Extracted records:
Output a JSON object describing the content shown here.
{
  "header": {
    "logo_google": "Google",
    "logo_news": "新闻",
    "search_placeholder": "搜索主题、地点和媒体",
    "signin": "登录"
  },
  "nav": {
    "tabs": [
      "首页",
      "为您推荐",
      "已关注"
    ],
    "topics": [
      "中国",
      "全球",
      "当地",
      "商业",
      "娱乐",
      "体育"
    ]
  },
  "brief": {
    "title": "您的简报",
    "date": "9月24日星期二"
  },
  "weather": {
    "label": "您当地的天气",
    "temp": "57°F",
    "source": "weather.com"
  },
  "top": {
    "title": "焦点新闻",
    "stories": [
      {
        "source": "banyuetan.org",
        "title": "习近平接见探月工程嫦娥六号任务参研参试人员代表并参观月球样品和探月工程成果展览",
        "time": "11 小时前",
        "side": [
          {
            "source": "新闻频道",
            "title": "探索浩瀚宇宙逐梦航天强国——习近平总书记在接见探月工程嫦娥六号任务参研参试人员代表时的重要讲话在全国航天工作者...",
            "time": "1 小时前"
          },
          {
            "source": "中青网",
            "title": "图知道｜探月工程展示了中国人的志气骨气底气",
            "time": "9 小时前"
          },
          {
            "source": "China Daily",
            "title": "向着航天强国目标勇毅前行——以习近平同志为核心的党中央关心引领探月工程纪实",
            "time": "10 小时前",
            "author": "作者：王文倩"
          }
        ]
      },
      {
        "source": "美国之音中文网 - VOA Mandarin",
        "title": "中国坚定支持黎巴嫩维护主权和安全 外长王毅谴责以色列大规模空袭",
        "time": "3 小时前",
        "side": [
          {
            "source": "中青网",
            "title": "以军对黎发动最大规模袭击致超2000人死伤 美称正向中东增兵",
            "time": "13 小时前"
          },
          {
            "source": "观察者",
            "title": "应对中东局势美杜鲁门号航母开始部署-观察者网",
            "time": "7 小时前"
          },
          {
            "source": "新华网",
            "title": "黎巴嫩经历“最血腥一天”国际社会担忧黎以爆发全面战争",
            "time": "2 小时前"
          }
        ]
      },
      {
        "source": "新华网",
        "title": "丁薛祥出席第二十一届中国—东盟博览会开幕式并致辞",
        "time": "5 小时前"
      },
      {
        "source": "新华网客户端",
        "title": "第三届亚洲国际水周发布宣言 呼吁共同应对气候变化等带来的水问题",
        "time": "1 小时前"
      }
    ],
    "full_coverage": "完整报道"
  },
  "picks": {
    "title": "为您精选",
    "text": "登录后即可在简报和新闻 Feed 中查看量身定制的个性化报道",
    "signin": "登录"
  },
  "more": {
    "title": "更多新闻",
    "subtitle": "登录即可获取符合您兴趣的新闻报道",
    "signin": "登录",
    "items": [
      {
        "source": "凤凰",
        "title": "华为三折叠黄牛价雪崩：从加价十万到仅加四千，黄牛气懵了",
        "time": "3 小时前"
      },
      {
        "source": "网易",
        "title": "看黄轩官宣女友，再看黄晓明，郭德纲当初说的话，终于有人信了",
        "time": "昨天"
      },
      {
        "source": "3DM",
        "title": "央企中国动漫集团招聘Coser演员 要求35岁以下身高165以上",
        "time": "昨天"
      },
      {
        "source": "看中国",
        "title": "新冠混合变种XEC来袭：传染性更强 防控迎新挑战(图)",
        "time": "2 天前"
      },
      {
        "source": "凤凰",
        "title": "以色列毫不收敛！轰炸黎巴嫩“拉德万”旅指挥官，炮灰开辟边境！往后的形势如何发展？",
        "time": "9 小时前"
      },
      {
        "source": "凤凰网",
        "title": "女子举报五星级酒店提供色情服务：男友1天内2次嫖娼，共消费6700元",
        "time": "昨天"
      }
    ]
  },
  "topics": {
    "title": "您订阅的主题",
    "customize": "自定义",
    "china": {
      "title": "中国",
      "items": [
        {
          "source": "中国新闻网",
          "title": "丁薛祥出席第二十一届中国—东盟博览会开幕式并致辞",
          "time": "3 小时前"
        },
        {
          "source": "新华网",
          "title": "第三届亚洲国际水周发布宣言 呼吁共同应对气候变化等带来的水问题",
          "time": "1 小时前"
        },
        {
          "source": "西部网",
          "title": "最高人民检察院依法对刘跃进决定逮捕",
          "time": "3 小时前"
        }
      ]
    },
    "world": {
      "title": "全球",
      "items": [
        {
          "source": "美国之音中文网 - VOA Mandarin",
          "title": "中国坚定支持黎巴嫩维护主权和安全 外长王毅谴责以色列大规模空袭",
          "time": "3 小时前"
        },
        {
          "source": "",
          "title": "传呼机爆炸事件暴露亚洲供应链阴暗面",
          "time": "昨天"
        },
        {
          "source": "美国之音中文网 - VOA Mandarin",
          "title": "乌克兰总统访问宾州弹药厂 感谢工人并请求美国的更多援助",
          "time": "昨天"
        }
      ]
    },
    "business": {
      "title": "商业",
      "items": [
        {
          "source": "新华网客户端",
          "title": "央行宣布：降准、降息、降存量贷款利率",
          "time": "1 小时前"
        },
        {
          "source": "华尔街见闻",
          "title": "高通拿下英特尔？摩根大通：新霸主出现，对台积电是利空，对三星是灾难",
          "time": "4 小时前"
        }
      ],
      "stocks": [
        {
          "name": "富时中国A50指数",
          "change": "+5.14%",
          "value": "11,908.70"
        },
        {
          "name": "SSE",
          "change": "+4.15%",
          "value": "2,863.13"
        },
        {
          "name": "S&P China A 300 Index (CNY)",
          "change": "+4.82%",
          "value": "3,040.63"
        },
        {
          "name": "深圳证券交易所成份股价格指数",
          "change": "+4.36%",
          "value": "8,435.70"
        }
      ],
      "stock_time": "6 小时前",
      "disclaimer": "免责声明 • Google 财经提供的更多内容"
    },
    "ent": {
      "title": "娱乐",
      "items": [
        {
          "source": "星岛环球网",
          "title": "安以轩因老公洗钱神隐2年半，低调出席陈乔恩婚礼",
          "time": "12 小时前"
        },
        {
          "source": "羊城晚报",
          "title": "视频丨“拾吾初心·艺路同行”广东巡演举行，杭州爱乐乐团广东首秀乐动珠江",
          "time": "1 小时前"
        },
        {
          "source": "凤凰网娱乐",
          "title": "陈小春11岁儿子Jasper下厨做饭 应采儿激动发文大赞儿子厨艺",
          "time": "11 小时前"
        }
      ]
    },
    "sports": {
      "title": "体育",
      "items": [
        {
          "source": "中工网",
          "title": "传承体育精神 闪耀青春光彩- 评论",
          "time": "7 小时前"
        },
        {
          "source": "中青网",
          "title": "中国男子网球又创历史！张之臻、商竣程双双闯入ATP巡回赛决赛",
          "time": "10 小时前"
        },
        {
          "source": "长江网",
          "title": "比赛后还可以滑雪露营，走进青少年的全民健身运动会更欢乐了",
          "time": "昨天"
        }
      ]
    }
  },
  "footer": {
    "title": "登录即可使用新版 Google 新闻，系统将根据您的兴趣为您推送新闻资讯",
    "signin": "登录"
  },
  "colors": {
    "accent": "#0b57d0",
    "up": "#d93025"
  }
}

Set task -
Each record must be repeated exactly as it is.

Solution to this problem -
Output a JSON object describing the content shown here.
{
  "header": {
    "logo_google": "Google",
    "logo_news": "新闻",
    "search_placeholder": "搜索主题、地点和媒体",
    "signin": "登录"
  },
  "nav": {
    "tabs": [
      "首页",
      "为您推荐",
      "已关注"
    ],
    "topics": [
      "中国",
      "全球",
      "当地",
      "商业",
      "娱乐",
      "体育"
    ]
  },
  "brief": {
    "title": "您的简报",
    "date": "9月24日星期二"
  },
  "weather": {
    "label": "您当地的天气",
    "temp": "57°F",
    "source": "weather.com"
  },
  "top": {
    "title": "焦点新闻",
    "stories": [
      {
        "source": "banyuetan.org",
        "title": "习近平接见探月工程嫦娥六号任务参研参试人员代表并参观月球样品和探月工程成果展览",
        "time": "11 小时前",
        "side": [
          {
            "source": "新闻频道",
            "title": "探索浩瀚宇宙逐梦航天强国——习近平总书记在接见探月工程嫦娥六号任务参研参试人员代表时的重要讲话在全国航天工作者...",
            "time": "1 小时前"
          },
          {
            "source": "中青网",
            "title": "图知道｜探月工程展示了中国人的志气骨气底气",
            "time": "9 小时前"
          },
          {
            "source": "China Daily",
            "title": "向着航天强国目标勇毅前行——以习近平同志为核心的党中央关心引领探月工程纪实",
            "time": "10 小时前",
            "author": "作者：王文倩"
          }
        ]
      },
      {
        "source": "美国之音中文网 - VOA Mandarin",
        "title": "中国坚定支持黎巴嫩维护主权和安全 外长王毅谴责以色列大规模空袭",
        "time": "3 小时前",
        "side": [
          {
            "source": "中青网",
            "title": "以军对黎发动最大规模袭击致超2000人死伤 美称正向中东增兵",
            "time": "13 小时前"
          },
          {
            "source": "观察者",
            "title": "应对中东局势美杜鲁门号航母开始部署-观察者网",
            "time": "7 小时前"
          },
          {
            "source": "新华网",
            "title": "黎巴嫩经历“最血腥一天”国际社会担忧黎以爆发全面战争",
            "time": "2 小时前"
          }
        ]
      },
      {
        "source": "新华网",
        "title": "丁薛祥出席第二十一届中国—东盟博览会开幕式并致辞",
        "time": "5 小时前"
      },
      {
        "source": "新华网客户端",
        "title": "第三届亚洲国际水周发布宣言 呼吁共同应对气候变化等带来的水问题",
        "time": "1 小时前"
      }
    ],
    "full_coverage": "完整报道"
  },
  "picks": {
    "title": "为您精选",
    "text": "登录后即可在简报和新闻 Feed 中查看量身定制的个性化报道",
    "signin": "登录"
  },
  "more": {
    "title": "更多新闻",
    "subtitle": "登录即可获取符合您兴趣的新闻报道",
    "signin": "登录",
    "items": [
      {
        "source": "凤凰",
        "title": "华为三折叠黄牛价雪崩：从加价十万到仅加四千，黄牛气懵了",
        "time": "3 小时前"
      },
      {
        "source": "网易",
        "title": "看黄轩官宣女友，再看黄晓明，郭德纲当初说的话，终于有人信了",
        "time": "昨天"
      },
      {
        "source": "3DM",
        "title": "央企中国动漫集团招聘Coser演员 要求35岁以下身高165以上",
        "time": "昨天"
      },
      {
        "source": "看中国",
        "title": "新冠混合变种XEC来袭：传染性更强 防控迎新挑战(图)",
        "time": "2 天前"
      },
      {
        "source": "凤凰",
        "title": "以色列毫不收敛！轰炸黎巴嫩“拉德万”旅指挥官，炮灰开辟边境！往后的形势如何发展？",
        "time": "9 小时前"
      },
      {
        "source": "凤凰网",
        "title": "女子举报五星级酒店提供色情服务：男友1天内2次嫖娼，共消费6700元",
        "time": "昨天"
      }
    ]
  },
  "topics": {
    "title": "您订阅的主题",
    "customize": "自定义",
    "china": {
      "title": "中国",
      "items": [
        {
          "source": "中国新闻网",
          "title": "丁薛祥出席第二十一届中国—东盟博览会开幕式并致辞",
          "time": "3 小时前"
        },
        {
          "source": "新华网",
          "title": "第三届亚洲国际水周发布宣言 呼吁共同应对气候变化等带来的水问题",
          "time": "1 小时前"
        },
        {
          "source": "西部网",
          "title": "最高人民检察院依法对刘跃进决定逮捕",
          "time": "3 小时前"
        }
      ]
    },
    "world": {
      "title": "全球",
      "items": [
        {
          "source": "美国之音中文网 - VOA Mandarin",
          "title": "中国坚定支持黎巴嫩维护主权和安全 外长王毅谴责以色列大规模空袭",
          "time": "3 小时前"
        },
        {
          "source": "",
          "title": "传呼机爆炸事件暴露亚洲供应链阴暗面",
          "time": "昨天"
        },
        {
          "source": "美国之音中文网 - VOA Mandarin",
          "title": "乌克兰总统访问宾州弹药厂 感谢工人并请求美国的更多援助",
          "time": "昨天"
        }
      ]
    },
    "business": {
      "title": "商业",
      "items": [
        {
          "source": "新华网客户端",
          "title": "央行宣布：降准、降息、降存量贷款利率",
          "time": "1 小时前"
        },
        {
          "source": "华尔街见闻",
          "title": "高通拿下英特尔？摩根大通：新霸主出现，对台积电是利空，对三星是灾难",
          "time": "4 小时前"
        }
      ],
      "stocks": [
        {
          "name": "富时中国A50指数",
          "change": "+5.14%",
          "value": "11,908.70"
        },
        {
          "name": "SSE",
          "change": "+4.15%",
          "value": "2,863.13"
        },
        {
          "name": "S&P China A 300 Index (CNY)",
          "change": "+4.82%",
          "value": "3,040.63"
        },
        {
          "name": "深圳证券交易所成份股价格指数",
          "change": "+4.36%",
          "value": "8,435.70"
        }
      ],
      "stock_time": "6 小时前",
      "disclaimer": "免责声明 • Google 财经提供的更多内容"
    },
    "ent": {
      "title": "娱乐",
      "items": [
        {
          "source": "星岛环球网",
          "title": "安以轩因老公洗钱神隐2年半，低调出席陈乔恩婚礼",
          "time": "12 小时前"
        },
        {
          "source": "羊城晚报",
          "title": "视频丨“拾吾初心·艺路同行”广东巡演举行，杭州爱乐乐团广东首秀乐动珠江",
          "time": "1 小时前"
        },
        {
          "source": "凤凰网娱乐",
          "title": "陈小春11岁儿子Jasper下厨做饭 应采儿激动发文大赞儿子厨艺",
          "time": "11 小时前"
        }
      ]
    },
    "sports": {
      "title": "体育",
      "items": [
        {
          "source": "中工网",
          "title": "传承体育精神 闪耀青春光彩- 评论",
          "time": "7 小时前"
        },
        {
          "source": "中青网",
          "title": "中国男子网球又创历史！张之臻、商竣程双双闯入ATP巡回赛决赛",
          "time": "10 小时前"
        },
        {
          "source": "长江网",
          "title": "比赛后还可以滑雪露营，走进青少年的全民健身运动会更欢乐了",
          "time": "昨天"
        }
      ]
    }
  },
  "footer": {
    "title": "登录即可使用新版 Google 新闻，系统将根据您的兴趣为您推送新闻资讯",
    "signin": "登录"
  },
  "colors": {
    "accent": "#0b57d0",
    "up": "#d93025"
  }
}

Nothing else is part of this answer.